_Extracted information_:
________________________________________

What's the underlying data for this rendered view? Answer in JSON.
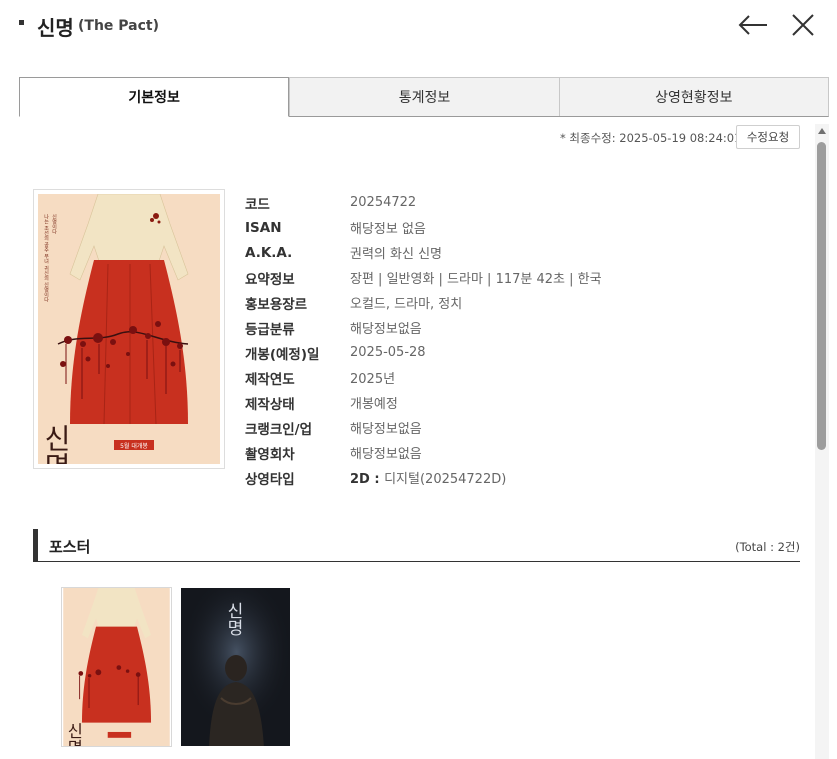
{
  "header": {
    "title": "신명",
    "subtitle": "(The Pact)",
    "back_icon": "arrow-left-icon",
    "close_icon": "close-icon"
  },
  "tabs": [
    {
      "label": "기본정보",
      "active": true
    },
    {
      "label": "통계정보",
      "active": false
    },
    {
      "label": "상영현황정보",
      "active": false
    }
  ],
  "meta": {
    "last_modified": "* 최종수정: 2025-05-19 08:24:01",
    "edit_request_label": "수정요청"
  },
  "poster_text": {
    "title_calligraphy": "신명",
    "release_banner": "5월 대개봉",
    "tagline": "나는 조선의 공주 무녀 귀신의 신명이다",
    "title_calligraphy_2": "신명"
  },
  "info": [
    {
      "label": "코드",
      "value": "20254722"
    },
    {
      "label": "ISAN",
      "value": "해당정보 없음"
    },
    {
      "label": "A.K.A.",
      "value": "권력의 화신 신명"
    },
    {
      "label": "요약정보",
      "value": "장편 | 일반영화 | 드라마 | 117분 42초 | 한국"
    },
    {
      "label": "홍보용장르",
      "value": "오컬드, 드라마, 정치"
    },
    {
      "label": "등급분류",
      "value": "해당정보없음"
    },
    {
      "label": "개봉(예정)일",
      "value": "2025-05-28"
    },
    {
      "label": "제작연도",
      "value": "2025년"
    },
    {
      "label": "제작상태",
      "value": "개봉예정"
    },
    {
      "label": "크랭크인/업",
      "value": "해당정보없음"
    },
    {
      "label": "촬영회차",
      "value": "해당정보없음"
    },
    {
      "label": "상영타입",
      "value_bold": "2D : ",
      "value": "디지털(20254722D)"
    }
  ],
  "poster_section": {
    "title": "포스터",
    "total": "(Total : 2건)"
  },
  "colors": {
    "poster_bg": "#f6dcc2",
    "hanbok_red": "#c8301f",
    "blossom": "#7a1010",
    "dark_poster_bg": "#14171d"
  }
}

________________________________________

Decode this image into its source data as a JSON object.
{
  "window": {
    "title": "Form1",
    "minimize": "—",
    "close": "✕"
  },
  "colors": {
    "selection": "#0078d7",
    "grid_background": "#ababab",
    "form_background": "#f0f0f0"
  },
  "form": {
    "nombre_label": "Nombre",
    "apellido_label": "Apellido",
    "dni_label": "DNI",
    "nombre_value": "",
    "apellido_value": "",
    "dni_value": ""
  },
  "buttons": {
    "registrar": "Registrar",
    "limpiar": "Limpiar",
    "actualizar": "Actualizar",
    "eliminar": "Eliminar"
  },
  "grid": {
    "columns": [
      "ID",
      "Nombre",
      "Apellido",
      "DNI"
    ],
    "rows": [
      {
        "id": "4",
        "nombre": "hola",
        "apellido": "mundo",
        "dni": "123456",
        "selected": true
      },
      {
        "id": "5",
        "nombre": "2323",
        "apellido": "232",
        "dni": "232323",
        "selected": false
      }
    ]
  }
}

________________________________________

_Objective_:
Select the lines in this material that hold the word "data", leaving none out.

_Solution for this problem_:
What's the underlying data for this rendered view? Answer in JSON.
Decode this image into its source data as a JSON object.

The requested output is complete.